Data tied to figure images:
- - -

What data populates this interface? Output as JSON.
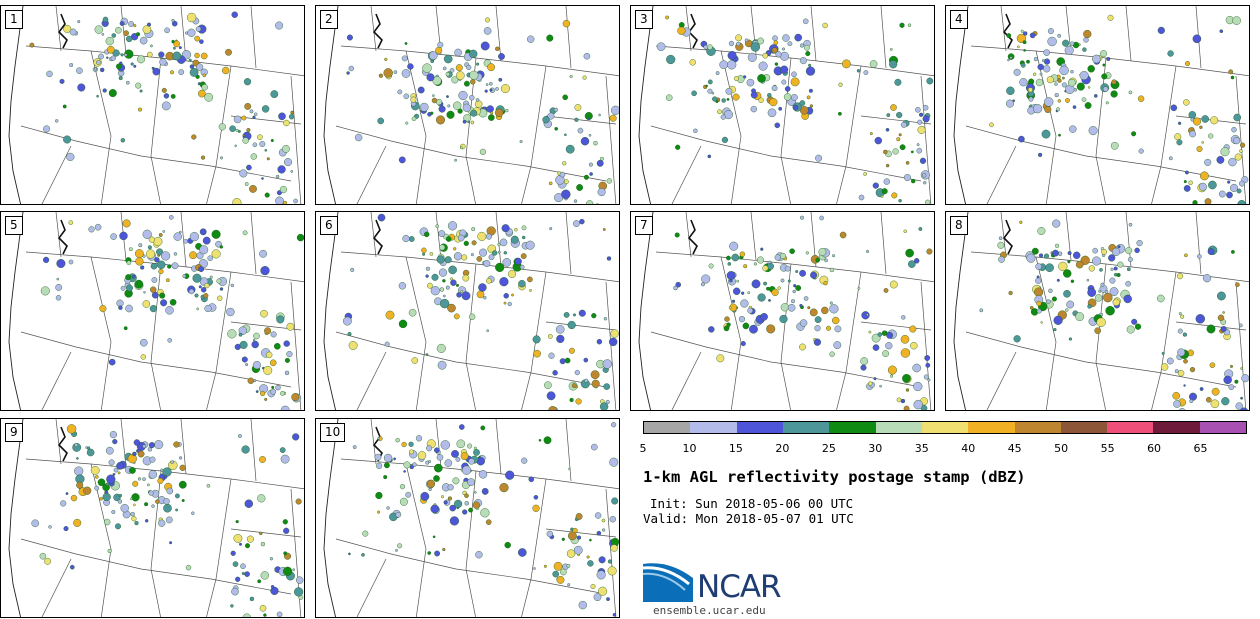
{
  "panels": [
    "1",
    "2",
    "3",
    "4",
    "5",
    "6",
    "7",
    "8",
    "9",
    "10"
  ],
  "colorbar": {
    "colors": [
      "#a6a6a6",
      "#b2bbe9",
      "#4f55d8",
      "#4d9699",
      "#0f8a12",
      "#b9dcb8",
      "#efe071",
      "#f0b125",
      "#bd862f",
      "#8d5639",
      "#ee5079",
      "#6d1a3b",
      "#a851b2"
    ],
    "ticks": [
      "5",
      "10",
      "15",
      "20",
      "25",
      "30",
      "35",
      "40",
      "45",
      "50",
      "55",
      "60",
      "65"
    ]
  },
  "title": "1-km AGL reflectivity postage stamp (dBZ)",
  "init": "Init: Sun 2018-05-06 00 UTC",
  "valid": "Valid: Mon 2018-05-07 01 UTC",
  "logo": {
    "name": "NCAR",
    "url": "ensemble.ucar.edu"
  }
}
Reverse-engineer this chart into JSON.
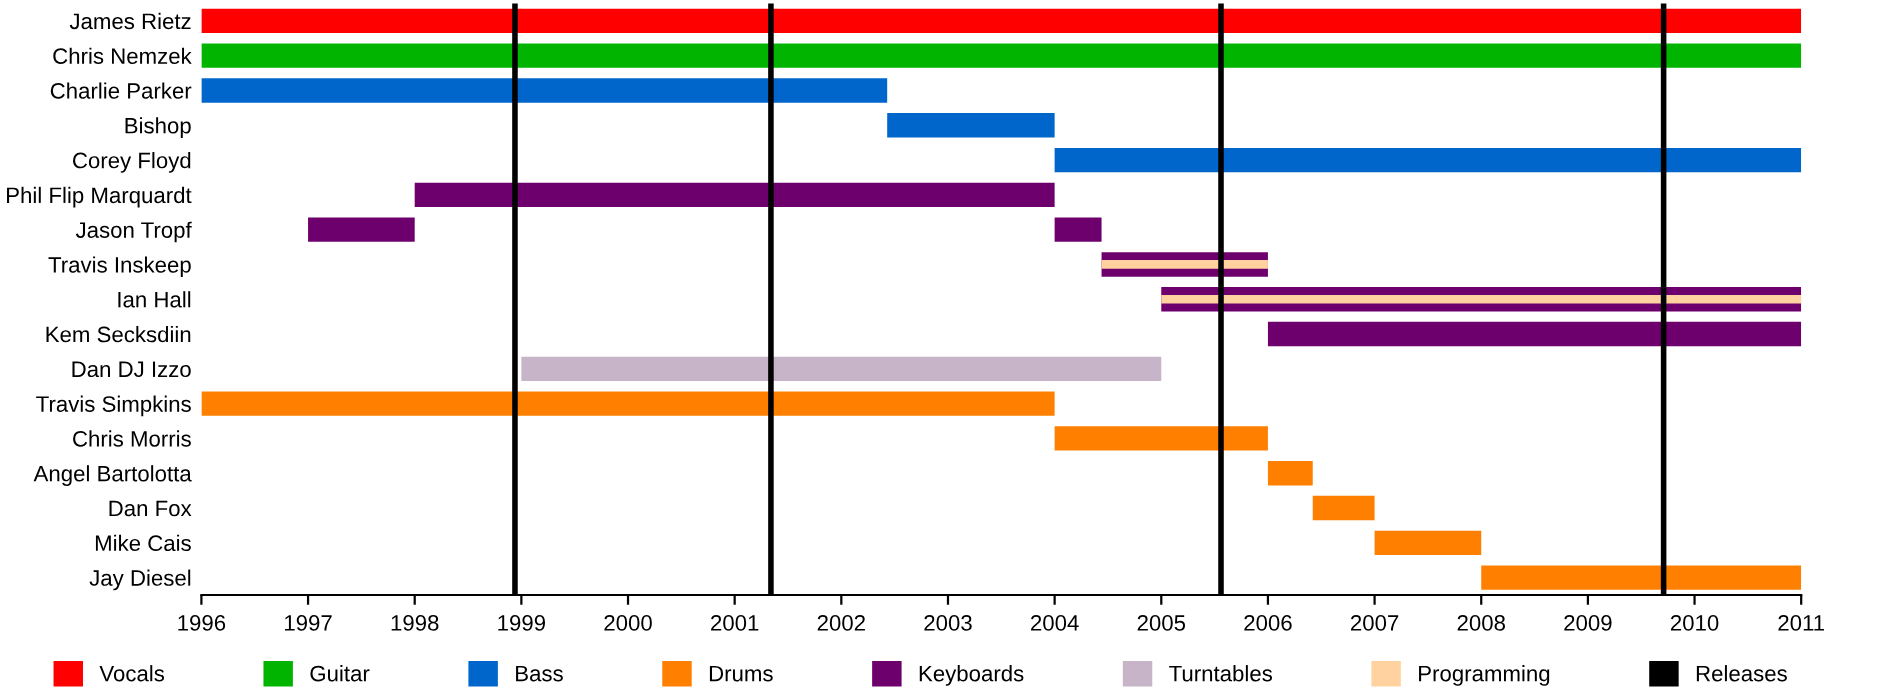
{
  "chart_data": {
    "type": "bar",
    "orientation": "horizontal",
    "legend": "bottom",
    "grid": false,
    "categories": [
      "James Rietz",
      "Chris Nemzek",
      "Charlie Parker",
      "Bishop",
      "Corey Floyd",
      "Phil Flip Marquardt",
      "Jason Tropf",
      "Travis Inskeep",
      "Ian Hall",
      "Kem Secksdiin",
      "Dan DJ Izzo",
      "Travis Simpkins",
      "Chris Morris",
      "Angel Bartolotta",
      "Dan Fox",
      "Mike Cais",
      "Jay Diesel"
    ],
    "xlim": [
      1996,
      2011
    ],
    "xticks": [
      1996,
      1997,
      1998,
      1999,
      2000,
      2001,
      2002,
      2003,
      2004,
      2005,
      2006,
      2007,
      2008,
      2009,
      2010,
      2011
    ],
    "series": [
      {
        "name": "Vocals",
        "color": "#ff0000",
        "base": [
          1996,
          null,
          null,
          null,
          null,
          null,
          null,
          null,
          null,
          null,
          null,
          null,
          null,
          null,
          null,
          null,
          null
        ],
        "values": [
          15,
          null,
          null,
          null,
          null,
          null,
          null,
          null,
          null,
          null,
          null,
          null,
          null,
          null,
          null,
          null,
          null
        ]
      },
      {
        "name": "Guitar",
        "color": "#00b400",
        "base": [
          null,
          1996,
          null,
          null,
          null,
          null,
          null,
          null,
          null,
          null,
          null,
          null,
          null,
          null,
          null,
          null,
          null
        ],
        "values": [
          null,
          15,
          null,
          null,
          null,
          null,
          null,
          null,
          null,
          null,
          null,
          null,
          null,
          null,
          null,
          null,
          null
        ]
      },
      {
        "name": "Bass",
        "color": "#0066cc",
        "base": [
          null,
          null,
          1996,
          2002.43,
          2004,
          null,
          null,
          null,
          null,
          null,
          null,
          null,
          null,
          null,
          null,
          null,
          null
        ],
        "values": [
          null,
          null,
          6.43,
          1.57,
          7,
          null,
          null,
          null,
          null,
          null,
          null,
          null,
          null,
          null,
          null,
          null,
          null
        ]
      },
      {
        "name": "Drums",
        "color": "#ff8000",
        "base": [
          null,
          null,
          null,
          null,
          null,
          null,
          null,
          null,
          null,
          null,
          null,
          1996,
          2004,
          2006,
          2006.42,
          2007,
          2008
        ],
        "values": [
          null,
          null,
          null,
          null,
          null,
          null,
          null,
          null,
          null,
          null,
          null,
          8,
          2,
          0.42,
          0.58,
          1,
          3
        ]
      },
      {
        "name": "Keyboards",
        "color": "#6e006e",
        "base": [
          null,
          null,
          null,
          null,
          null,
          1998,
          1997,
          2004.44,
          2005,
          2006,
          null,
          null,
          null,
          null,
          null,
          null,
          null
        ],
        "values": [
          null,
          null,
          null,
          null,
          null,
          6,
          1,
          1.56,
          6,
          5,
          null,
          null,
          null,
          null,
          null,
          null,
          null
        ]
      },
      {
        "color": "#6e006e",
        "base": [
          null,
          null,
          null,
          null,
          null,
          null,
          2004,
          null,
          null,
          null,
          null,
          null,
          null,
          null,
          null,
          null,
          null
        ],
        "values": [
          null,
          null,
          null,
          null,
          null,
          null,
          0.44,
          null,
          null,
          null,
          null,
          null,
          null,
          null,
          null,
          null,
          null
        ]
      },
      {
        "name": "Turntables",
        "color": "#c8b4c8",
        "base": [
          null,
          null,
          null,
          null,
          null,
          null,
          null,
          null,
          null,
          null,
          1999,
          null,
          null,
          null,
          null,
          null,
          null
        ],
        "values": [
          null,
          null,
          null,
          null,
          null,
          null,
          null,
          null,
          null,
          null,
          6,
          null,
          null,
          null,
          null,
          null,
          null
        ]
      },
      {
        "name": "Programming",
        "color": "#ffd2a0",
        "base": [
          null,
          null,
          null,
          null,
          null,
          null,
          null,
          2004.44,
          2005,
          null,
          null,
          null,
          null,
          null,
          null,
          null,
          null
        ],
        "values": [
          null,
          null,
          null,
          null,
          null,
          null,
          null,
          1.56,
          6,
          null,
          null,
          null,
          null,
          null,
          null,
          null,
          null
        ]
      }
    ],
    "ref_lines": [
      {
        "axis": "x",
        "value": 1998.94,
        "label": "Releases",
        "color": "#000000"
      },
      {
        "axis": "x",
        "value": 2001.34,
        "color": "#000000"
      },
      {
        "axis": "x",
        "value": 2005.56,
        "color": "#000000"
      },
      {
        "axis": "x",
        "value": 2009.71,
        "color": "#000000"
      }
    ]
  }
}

- - -

Excluding the pictures, restate the records above word for word.

■ **Task solution**
What data populates this interface? Output as JSON.
{
  "panels": [
    "1",
    "2",
    "3",
    "4",
    "5",
    "6",
    "7",
    "8",
    "9",
    "10"
  ],
  "colorbar": {
    "colors": [
      "#a6a6a6",
      "#b2bbe9",
      "#4f55d8",
      "#4d9699",
      "#0f8a12",
      "#b9dcb8",
      "#efe071",
      "#f0b125",
      "#bd862f",
      "#8d5639",
      "#ee5079",
      "#6d1a3b",
      "#a851b2"
    ],
    "ticks": [
      "5",
      "10",
      "15",
      "20",
      "25",
      "30",
      "35",
      "40",
      "45",
      "50",
      "55",
      "60",
      "65"
    ]
  },
  "title": "1-km AGL reflectivity postage stamp (dBZ)",
  "init": "Init: Sun 2018-05-06 00 UTC",
  "valid": "Valid: Mon 2018-05-07 01 UTC",
  "logo": {
    "name": "NCAR",
    "url": "ensemble.ucar.edu"
  }
}
Reverse-engineer this chart into JSON.
{
  "chart_data": {
    "type": "bar",
    "orientation": "horizontal",
    "legend": "bottom",
    "grid": false,
    "categories": [
      "James Rietz",
      "Chris Nemzek",
      "Charlie Parker",
      "Bishop",
      "Corey Floyd",
      "Phil Flip Marquardt",
      "Jason Tropf",
      "Travis Inskeep",
      "Ian Hall",
      "Kem Secksdiin",
      "Dan DJ Izzo",
      "Travis Simpkins",
      "Chris Morris",
      "Angel Bartolotta",
      "Dan Fox",
      "Mike Cais",
      "Jay Diesel"
    ],
    "xlim": [
      1996,
      2011
    ],
    "xticks": [
      1996,
      1997,
      1998,
      1999,
      2000,
      2001,
      2002,
      2003,
      2004,
      2005,
      2006,
      2007,
      2008,
      2009,
      2010,
      2011
    ],
    "series": [
      {
        "name": "Vocals",
        "color": "#ff0000",
        "base": [
          1996,
          null,
          null,
          null,
          null,
          null,
          null,
          null,
          null,
          null,
          null,
          null,
          null,
          null,
          null,
          null,
          null
        ],
        "values": [
          15,
          null,
          null,
          null,
          null,
          null,
          null,
          null,
          null,
          null,
          null,
          null,
          null,
          null,
          null,
          null,
          null
        ]
      },
      {
        "name": "Guitar",
        "color": "#00b400",
        "base": [
          null,
          1996,
          null,
          null,
          null,
          null,
          null,
          null,
          null,
          null,
          null,
          null,
          null,
          null,
          null,
          null,
          null
        ],
        "values": [
          null,
          15,
          null,
          null,
          null,
          null,
          null,
          null,
          null,
          null,
          null,
          null,
          null,
          null,
          null,
          null,
          null
        ]
      },
      {
        "name": "Bass",
        "color": "#0066cc",
        "base": [
          null,
          null,
          1996,
          2002.43,
          2004,
          null,
          null,
          null,
          null,
          null,
          null,
          null,
          null,
          null,
          null,
          null,
          null
        ],
        "values": [
          null,
          null,
          6.43,
          1.57,
          7,
          null,
          null,
          null,
          null,
          null,
          null,
          null,
          null,
          null,
          null,
          null,
          null
        ]
      },
      {
        "name": "Drums",
        "color": "#ff8000",
        "base": [
          null,
          null,
          null,
          null,
          null,
          null,
          null,
          null,
          null,
          null,
          null,
          1996,
          2004,
          2006,
          2006.42,
          2007,
          2008
        ],
        "values": [
          null,
          null,
          null,
          null,
          null,
          null,
          null,
          null,
          null,
          null,
          null,
          8,
          2,
          0.42,
          0.58,
          1,
          3
        ]
      },
      {
        "name": "Keyboards",
        "color": "#6e006e",
        "base": [
          null,
          null,
          null,
          null,
          null,
          1998,
          1997,
          2004.44,
          2005,
          2006,
          null,
          null,
          null,
          null,
          null,
          null,
          null
        ],
        "values": [
          null,
          null,
          null,
          null,
          null,
          6,
          1,
          1.56,
          6,
          5,
          null,
          null,
          null,
          null,
          null,
          null,
          null
        ]
      },
      {
        "color": "#6e006e",
        "base": [
          null,
          null,
          null,
          null,
          null,
          null,
          2004,
          null,
          null,
          null,
          null,
          null,
          null,
          null,
          null,
          null,
          null
        ],
        "values": [
          null,
          null,
          null,
          null,
          null,
          null,
          0.44,
          null,
          null,
          null,
          null,
          null,
          null,
          null,
          null,
          null,
          null
        ]
      },
      {
        "name": "Turntables",
        "color": "#c8b4c8",
        "base": [
          null,
          null,
          null,
          null,
          null,
          null,
          null,
          null,
          null,
          null,
          1999,
          null,
          null,
          null,
          null,
          null,
          null
        ],
        "values": [
          null,
          null,
          null,
          null,
          null,
          null,
          null,
          null,
          null,
          null,
          6,
          null,
          null,
          null,
          null,
          null,
          null
        ]
      },
      {
        "name": "Programming",
        "color": "#ffd2a0",
        "base": [
          null,
          null,
          null,
          null,
          null,
          null,
          null,
          2004.44,
          2005,
          null,
          null,
          null,
          null,
          null,
          null,
          null,
          null
        ],
        "values": [
          null,
          null,
          null,
          null,
          null,
          null,
          null,
          1.56,
          6,
          null,
          null,
          null,
          null,
          null,
          null,
          null,
          null
        ]
      }
    ],
    "ref_lines": [
      {
        "axis": "x",
        "value": 1998.94,
        "label": "Releases",
        "color": "#000000"
      },
      {
        "axis": "x",
        "value": 2001.34,
        "color": "#000000"
      },
      {
        "axis": "x",
        "value": 2005.56,
        "color": "#000000"
      },
      {
        "axis": "x",
        "value": 2009.71,
        "color": "#000000"
      }
    ]
  }
}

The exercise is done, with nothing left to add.